(Excerpts from a figure dataset)
——————
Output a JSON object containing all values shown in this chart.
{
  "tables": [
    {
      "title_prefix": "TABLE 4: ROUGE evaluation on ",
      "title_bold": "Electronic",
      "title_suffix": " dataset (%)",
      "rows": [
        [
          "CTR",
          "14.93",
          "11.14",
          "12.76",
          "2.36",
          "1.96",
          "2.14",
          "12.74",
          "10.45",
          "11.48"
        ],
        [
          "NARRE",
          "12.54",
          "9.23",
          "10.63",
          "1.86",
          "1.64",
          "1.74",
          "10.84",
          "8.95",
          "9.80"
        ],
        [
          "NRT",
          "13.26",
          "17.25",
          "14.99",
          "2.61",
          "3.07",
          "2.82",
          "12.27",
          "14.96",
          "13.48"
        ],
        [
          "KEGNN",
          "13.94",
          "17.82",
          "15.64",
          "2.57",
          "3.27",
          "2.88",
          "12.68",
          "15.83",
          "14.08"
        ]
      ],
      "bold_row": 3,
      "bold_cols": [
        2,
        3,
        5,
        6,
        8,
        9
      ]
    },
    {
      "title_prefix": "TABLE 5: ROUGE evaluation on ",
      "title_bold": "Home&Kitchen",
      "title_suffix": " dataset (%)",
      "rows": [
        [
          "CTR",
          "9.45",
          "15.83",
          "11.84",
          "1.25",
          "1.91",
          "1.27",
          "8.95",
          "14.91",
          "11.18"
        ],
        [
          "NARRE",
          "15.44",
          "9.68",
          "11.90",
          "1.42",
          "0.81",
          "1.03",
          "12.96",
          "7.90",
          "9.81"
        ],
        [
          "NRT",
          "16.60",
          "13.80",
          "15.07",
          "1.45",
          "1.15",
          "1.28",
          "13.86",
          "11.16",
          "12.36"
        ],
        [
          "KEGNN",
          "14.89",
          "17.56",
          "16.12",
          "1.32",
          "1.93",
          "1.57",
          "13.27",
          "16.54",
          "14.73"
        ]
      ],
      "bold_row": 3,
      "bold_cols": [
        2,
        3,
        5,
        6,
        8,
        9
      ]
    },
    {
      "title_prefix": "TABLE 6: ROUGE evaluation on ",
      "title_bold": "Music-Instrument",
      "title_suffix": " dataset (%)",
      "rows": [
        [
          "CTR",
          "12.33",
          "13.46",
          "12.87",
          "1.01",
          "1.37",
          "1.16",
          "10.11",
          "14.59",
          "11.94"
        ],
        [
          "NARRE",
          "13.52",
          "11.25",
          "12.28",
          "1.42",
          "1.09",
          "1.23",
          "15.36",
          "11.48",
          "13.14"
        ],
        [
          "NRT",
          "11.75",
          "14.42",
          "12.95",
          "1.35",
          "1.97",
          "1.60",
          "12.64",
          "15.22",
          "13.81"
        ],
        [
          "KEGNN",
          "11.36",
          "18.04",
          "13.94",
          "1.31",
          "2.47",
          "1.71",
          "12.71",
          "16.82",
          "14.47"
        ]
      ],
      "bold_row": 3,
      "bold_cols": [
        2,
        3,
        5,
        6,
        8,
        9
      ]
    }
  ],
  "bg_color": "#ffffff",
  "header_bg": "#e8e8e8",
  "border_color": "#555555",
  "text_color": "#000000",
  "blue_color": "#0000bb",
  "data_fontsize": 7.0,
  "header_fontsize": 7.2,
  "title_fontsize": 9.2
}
——————
## [Objective]
In the entries above, find lines with "ROUGE" and copy each.

## [Right answer]
      "title_prefix": "TABLE 4: ROUGE evaluation on ",
      "title_prefix": "TABLE 5: ROUGE evaluation on ",
      "title_prefix": "TABLE 6: ROUGE evaluation on ",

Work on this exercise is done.